_Supplied entries_
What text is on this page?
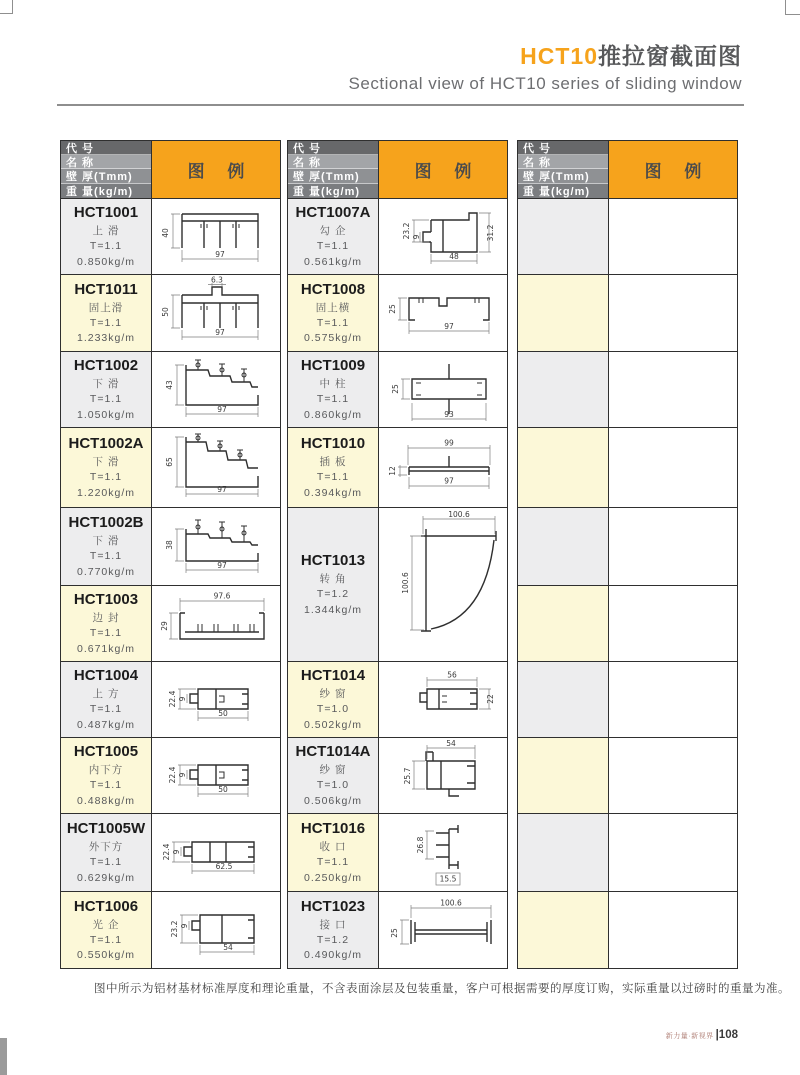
HCT10推拉窗截面图
Sectional view of HCT10 series of sliding window
代 号
名 称
壁 厚(Tmm)
重 量(kg/m)
图 例
HCT1001
上 滑
T=1.1
0.850kg/m
40
97
HCT1011
固上滑
T=1.1
1.233kg/m
6.3
50
97
HCT1002
下 滑
T=1.1
1.050kg/m
43
97
HCT1002A
下 滑
T=1.1
1.220kg/m
65
97
HCT1002B
下 滑
T=1.1
0.770kg/m
38
97
HCT1003
边 封
T=1.1
0.671kg/m
97.6
29
HCT1004
上 方
T=1.1
0.487kg/m
22.4 9
50
HCT1005
内下方
T=1.1
0.488kg/m
22.4 9
50
HCT1005W
外下方
T=1.1
0.629kg/m
22.4 9
62.5
HCT1006
光 企
T=1.1
0.550kg/m
23.2 9
54
代 号
名 称
壁 厚(Tmm)
重 量(kg/m)
图 例
HCT1007A
勾 企
T=1.1
0.561kg/m
23.2 9	31.2
48
HCT1008
固上横
T=1.1
0.575kg/m
25
97
HCT1009
中 柱
T=1.1
0.860kg/m
25
93
HCT1010
插 板
T=1.1
0.394kg/m
99
12
97
HCT1013
转 角
T=1.2
1.344kg/m
100.6
100.6
HCT1014
纱 窗
T=1.0
0.502kg/m
56
22
HCT1014A
纱 窗
T=1.0
0.506kg/m
54
25.7
HCT1016
收 口
T=1.1
0.250kg/m
26.8
15.5
HCT1023
接 口
T=1.2
0.490kg/m
100.6
25
代 号
名 称
壁 厚(Tmm)
重 量(kg/m)
图 例

图中所示为铝材基材标准厚度和理论重量，不含表面涂层及包装重量，客户可根据需要的厚度订购，实际重量以过磅时的重量为准。

新力量·新视界 |108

_What the exercise asks_
Copy all the lines of data exactly as they appear, dropping any images.

_Task response_
What text is on this page?
HCT10推拉窗截面图
Sectional view of HCT10 series of sliding window
代 号
名 称
壁 厚(Tmm)
重 量(kg/m)
图 例
HCT1001
上 滑
T=1.1
0.850kg/m
40
97
HCT1011
固上滑
T=1.1
1.233kg/m
6.3
50
97
HCT1002
下 滑
T=1.1
1.050kg/m
43
97
HCT1002A
下 滑
T=1.1
1.220kg/m
65
97
HCT1002B
下 滑
T=1.1
0.770kg/m
38
97
HCT1003
边 封
T=1.1
0.671kg/m
97.6
29
HCT1004
上 方
T=1.1
0.487kg/m
22.4 9
50
HCT1005
内下方
T=1.1
0.488kg/m
22.4 9
50
HCT1005W
外下方
T=1.1
0.629kg/m
22.4 9
62.5
HCT1006
光 企
T=1.1
0.550kg/m
23.2 9
54
代 号
名 称
壁 厚(Tmm)
重 量(kg/m)
图 例
HCT1007A
勾 企
T=1.1
0.561kg/m
23.2 9	31.2
48
HCT1008
固上横
T=1.1
0.575kg/m
25
97
HCT1009
中 柱
T=1.1
0.860kg/m
25
93
HCT1010
插 板
T=1.1
0.394kg/m
99
12
97
HCT1013
转 角
T=1.2
1.344kg/m
100.6
100.6
HCT1014
纱 窗
T=1.0
0.502kg/m
56
22
HCT1014A
纱 窗
T=1.0
0.506kg/m
54
25.7
HCT1016
收 口
T=1.1
0.250kg/m
26.8
15.5
HCT1023
接 口
T=1.2
0.490kg/m
100.6
25
代 号
名 称
壁 厚(Tmm)
重 量(kg/m)
图 例

图中所示为铝材基材标准厚度和理论重量，不含表面涂层及包装重量，客户可根据需要的厚度订购，实际重量以过磅时的重量为准。

新力量·新视界 |108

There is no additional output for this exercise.